* _EXERCISE BRIEF_
Return all of the data exactly as written, without the pictures.
^^^^^^^^^^^^^^^^
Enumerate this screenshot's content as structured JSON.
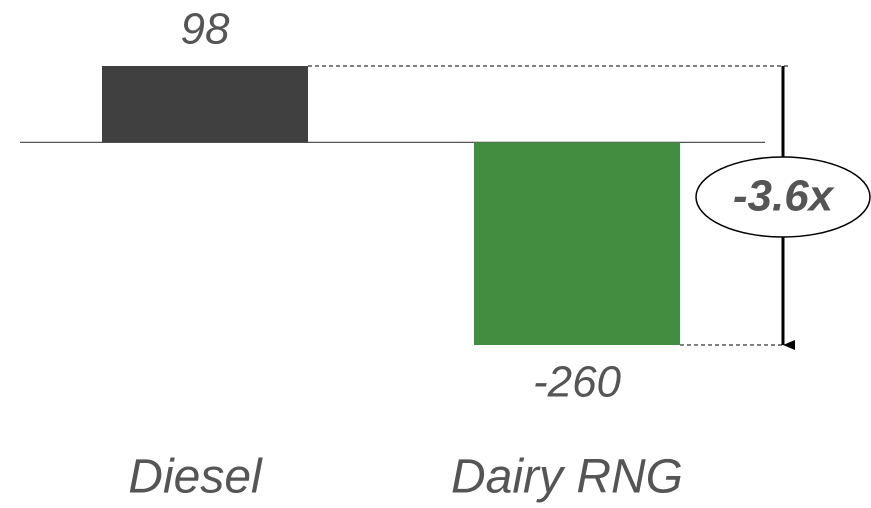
{
  "chart_data": {
    "type": "bar",
    "categories": [
      "Diesel",
      "Dairy RNG"
    ],
    "values": [
      98,
      -260
    ],
    "colors": [
      "#404040",
      "#428e41"
    ],
    "annotation": "-3.6x"
  }
}
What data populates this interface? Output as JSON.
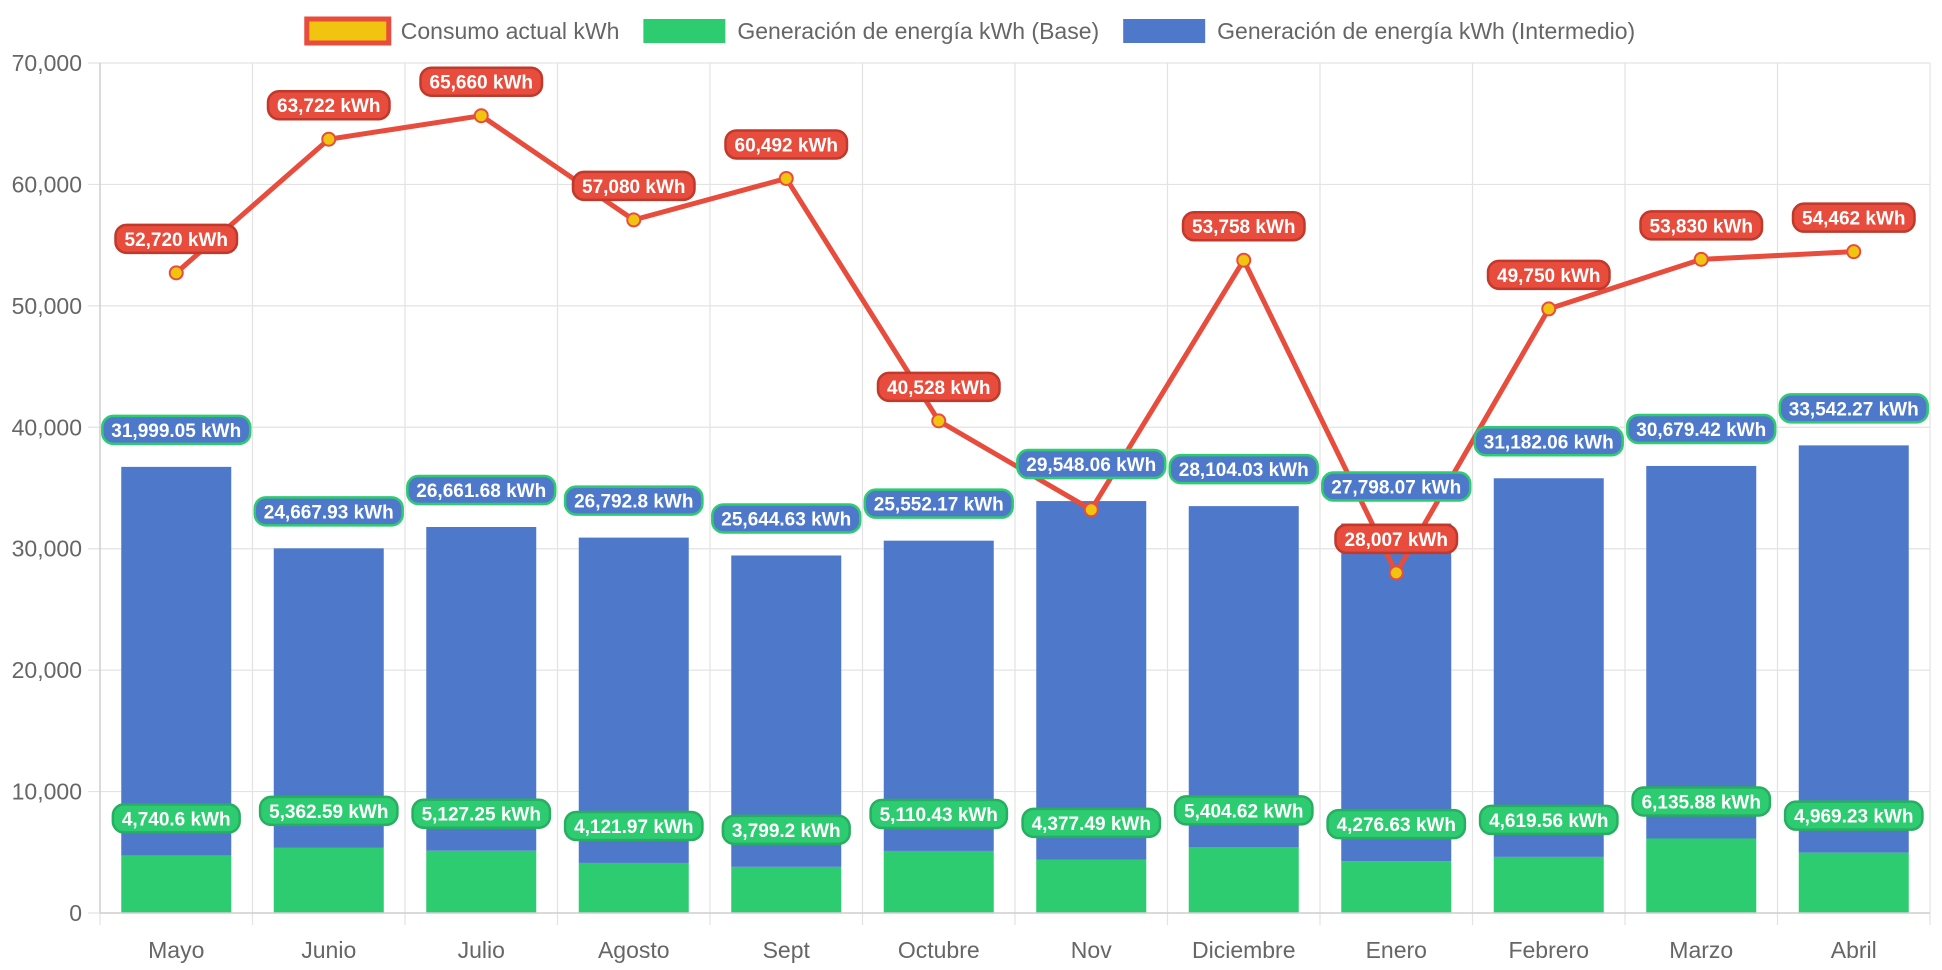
^^^^^^^^^^^^^^^^
* _TASK SOLUTION_
Enumerate this screenshot's content as structured JSON.
{
  "chart_data": {
    "type": "bar",
    "categories": [
      "Diesel",
      "Dairy RNG"
    ],
    "values": [
      98,
      -260
    ],
    "colors": [
      "#404040",
      "#428e41"
    ],
    "annotation": "-3.6x"
  }
}
What data populates this interface? Output as JSON.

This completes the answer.